Task instructions =
Show every line that has the string "xlabel" in it.

--- Start of Data for this task ---

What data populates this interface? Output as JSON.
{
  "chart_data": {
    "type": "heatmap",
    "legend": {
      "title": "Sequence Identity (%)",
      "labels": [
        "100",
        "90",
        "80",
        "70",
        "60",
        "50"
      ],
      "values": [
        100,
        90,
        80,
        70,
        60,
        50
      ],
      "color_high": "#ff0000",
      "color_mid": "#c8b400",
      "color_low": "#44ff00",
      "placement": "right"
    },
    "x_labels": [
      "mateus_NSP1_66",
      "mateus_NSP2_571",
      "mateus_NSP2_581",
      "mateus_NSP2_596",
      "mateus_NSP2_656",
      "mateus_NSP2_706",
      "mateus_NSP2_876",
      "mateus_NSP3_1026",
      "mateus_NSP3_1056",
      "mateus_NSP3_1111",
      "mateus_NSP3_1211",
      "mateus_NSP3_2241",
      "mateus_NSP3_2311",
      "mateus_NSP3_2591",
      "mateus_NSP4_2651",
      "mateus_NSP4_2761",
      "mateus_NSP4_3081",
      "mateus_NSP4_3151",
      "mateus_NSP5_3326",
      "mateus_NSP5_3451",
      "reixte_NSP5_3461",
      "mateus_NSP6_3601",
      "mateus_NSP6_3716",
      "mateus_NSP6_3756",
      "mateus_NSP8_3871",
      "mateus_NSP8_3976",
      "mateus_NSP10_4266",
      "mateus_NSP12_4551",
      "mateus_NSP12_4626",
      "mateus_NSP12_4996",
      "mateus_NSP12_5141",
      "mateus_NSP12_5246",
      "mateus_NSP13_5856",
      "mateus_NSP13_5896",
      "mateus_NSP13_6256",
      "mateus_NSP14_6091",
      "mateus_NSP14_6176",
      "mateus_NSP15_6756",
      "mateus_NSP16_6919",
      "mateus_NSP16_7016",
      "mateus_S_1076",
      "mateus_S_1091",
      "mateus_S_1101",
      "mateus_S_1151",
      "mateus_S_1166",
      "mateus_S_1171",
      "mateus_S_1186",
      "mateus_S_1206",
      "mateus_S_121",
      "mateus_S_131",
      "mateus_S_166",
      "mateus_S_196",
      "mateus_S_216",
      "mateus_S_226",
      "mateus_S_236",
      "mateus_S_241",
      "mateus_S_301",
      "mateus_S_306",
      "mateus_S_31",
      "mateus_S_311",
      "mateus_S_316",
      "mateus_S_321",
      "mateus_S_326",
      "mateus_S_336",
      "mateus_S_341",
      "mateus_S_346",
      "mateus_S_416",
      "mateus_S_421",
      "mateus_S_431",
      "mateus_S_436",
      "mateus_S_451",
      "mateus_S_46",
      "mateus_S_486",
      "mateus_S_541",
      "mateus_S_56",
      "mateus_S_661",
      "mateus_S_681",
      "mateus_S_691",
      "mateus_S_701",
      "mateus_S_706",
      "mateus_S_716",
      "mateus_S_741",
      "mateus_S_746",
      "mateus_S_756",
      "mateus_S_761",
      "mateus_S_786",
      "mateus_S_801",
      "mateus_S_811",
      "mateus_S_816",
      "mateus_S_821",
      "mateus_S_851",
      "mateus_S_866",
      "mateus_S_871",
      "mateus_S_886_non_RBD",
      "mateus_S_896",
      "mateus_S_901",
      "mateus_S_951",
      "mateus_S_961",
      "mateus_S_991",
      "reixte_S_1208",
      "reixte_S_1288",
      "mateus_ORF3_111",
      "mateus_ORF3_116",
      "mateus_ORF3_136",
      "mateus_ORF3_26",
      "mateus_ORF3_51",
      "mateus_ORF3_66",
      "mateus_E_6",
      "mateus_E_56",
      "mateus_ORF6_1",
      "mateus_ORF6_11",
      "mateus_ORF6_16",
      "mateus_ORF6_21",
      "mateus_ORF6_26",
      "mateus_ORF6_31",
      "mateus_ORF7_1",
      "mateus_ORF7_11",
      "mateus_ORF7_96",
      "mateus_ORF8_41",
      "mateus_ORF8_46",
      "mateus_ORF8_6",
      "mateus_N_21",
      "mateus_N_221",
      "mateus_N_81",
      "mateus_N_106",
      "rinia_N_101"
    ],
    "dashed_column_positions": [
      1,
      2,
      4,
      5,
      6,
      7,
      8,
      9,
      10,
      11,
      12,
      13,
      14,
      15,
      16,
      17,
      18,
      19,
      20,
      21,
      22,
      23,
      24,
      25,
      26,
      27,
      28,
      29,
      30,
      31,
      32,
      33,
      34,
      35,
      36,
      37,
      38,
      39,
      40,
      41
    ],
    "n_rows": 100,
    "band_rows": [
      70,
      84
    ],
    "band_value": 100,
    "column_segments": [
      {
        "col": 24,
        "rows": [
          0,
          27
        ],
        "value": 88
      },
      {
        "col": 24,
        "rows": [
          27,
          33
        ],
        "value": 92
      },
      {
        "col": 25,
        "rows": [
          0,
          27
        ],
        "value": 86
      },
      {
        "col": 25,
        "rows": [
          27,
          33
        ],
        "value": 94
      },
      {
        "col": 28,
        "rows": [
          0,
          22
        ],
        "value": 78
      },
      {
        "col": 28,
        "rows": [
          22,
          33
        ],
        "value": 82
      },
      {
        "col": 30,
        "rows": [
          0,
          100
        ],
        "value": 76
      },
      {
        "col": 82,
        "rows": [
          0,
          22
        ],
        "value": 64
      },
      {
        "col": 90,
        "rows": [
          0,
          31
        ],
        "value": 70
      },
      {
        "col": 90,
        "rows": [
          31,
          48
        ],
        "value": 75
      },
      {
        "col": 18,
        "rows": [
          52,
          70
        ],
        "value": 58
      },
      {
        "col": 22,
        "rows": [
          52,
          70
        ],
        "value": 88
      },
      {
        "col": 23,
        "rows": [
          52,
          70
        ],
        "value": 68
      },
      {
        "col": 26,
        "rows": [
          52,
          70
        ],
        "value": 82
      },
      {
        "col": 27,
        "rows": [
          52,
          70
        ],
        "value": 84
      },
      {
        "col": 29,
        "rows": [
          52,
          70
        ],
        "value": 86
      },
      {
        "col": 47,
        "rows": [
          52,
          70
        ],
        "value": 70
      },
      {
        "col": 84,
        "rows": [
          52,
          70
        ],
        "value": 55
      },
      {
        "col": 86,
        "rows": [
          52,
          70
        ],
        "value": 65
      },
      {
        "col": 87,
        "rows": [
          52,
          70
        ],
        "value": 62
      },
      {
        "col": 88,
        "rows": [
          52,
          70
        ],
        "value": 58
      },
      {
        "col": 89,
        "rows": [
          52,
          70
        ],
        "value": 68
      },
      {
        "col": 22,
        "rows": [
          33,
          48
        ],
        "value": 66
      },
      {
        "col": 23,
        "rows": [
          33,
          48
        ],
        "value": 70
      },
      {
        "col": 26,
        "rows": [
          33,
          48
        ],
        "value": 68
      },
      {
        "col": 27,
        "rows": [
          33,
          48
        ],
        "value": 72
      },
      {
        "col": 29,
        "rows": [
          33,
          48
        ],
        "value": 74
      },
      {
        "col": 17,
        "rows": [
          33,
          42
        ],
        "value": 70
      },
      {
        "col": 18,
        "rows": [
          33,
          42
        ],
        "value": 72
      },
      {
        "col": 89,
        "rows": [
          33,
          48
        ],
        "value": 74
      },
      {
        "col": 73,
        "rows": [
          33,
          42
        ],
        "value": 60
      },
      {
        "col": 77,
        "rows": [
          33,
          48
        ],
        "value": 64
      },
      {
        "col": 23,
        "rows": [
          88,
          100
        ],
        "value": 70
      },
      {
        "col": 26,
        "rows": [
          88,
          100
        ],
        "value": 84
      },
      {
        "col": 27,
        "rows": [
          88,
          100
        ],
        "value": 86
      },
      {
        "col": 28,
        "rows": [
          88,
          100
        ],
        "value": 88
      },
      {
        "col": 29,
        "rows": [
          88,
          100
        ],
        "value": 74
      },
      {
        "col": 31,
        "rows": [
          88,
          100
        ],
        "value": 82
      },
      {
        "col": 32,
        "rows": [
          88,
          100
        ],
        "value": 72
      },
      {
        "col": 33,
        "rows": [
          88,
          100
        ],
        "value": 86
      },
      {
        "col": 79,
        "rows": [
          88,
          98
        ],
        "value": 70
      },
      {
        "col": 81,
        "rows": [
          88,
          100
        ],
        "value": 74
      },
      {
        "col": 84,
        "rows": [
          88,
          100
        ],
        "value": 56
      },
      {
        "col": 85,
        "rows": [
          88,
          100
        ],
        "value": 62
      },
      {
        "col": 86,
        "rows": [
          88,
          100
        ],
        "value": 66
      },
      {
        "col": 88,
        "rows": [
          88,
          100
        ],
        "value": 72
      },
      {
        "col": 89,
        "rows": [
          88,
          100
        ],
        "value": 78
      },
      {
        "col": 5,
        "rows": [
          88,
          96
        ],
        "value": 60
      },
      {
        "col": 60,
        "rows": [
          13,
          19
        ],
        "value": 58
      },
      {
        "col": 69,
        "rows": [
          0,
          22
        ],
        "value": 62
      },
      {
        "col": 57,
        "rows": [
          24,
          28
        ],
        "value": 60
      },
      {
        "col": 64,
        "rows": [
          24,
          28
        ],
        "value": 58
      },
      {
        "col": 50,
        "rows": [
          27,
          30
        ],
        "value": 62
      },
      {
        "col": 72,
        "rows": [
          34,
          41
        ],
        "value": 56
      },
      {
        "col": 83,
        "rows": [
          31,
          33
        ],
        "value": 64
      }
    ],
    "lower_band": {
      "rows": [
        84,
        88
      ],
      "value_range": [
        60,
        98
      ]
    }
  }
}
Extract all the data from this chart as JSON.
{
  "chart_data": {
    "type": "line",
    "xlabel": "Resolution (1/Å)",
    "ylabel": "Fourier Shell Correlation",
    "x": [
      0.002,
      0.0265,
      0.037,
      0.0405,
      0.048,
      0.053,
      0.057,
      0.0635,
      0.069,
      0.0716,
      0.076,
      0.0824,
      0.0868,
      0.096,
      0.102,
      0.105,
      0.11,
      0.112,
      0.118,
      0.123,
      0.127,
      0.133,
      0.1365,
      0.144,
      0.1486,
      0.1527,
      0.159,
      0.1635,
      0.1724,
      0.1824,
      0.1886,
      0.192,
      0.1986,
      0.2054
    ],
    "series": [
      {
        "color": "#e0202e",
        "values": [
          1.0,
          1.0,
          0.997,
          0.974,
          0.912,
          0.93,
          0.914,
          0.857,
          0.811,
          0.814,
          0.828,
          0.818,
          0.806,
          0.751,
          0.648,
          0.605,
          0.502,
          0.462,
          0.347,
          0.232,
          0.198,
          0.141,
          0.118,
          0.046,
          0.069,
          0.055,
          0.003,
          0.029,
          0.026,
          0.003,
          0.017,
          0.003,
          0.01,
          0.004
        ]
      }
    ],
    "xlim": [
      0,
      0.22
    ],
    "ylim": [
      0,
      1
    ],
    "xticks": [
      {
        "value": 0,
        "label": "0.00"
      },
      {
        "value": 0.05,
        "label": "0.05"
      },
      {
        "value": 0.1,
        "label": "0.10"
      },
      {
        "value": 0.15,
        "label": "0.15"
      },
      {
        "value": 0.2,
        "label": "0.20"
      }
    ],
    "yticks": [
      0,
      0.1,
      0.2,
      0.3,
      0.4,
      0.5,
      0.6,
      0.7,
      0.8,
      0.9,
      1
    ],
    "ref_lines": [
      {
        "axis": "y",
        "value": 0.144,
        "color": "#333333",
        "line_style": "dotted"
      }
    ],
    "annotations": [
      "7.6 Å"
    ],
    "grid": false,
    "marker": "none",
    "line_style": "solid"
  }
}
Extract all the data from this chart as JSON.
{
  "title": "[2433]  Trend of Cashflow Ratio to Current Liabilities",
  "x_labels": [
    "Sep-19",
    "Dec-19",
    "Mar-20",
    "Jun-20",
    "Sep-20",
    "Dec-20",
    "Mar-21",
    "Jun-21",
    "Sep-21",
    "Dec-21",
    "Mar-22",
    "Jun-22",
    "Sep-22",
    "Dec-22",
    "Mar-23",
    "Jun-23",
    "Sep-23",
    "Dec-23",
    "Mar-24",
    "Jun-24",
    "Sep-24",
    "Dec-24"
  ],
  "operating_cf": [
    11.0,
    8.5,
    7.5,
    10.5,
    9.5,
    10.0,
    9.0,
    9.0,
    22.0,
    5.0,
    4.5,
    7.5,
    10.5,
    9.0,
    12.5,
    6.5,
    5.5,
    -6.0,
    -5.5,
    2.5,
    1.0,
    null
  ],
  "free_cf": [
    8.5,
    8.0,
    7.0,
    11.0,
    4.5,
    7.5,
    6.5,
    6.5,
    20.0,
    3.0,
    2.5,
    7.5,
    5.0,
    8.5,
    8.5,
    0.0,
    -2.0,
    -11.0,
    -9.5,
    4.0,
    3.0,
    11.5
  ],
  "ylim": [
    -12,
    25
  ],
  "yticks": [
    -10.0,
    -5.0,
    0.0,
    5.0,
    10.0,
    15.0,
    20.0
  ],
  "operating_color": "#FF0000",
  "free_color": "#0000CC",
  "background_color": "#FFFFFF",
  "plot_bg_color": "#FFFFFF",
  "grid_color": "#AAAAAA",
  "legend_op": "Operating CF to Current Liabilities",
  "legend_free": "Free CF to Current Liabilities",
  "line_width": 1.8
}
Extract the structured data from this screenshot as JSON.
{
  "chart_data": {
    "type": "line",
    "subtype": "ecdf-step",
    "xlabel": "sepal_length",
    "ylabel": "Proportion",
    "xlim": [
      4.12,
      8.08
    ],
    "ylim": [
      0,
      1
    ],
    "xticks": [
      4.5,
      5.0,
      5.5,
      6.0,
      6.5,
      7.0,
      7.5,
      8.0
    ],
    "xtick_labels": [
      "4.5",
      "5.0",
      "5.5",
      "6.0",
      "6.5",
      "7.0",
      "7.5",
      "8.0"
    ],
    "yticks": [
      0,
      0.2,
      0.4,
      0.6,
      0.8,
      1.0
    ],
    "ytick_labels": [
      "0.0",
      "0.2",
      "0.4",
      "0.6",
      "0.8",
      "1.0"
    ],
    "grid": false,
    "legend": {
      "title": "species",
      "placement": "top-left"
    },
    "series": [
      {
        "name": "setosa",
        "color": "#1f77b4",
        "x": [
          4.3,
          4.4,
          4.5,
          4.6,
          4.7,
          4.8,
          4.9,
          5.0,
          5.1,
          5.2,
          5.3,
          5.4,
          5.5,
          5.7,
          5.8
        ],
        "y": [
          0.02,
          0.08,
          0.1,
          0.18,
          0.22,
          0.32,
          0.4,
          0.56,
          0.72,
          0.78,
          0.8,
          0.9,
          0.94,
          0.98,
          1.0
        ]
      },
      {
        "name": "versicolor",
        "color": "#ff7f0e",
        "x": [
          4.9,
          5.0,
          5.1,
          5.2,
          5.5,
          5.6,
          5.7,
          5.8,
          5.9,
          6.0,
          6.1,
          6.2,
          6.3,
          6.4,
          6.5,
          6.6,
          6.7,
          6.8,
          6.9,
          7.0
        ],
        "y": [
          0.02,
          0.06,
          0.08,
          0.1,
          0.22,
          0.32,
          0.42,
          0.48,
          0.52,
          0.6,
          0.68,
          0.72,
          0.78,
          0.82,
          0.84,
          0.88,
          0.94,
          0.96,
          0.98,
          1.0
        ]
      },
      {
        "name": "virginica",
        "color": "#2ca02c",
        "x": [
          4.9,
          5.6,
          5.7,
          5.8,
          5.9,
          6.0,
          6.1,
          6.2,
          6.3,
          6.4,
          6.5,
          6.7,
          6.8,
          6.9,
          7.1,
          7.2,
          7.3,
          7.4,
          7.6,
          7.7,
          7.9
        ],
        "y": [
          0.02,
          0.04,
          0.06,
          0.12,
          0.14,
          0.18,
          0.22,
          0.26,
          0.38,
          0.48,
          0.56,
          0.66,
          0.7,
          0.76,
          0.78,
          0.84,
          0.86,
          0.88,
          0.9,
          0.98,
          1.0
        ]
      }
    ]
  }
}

--- End of Data for this task ---

Reply =
    "xlabel": "Resolution (1/Å)",
    "xlabel": "sepal_length",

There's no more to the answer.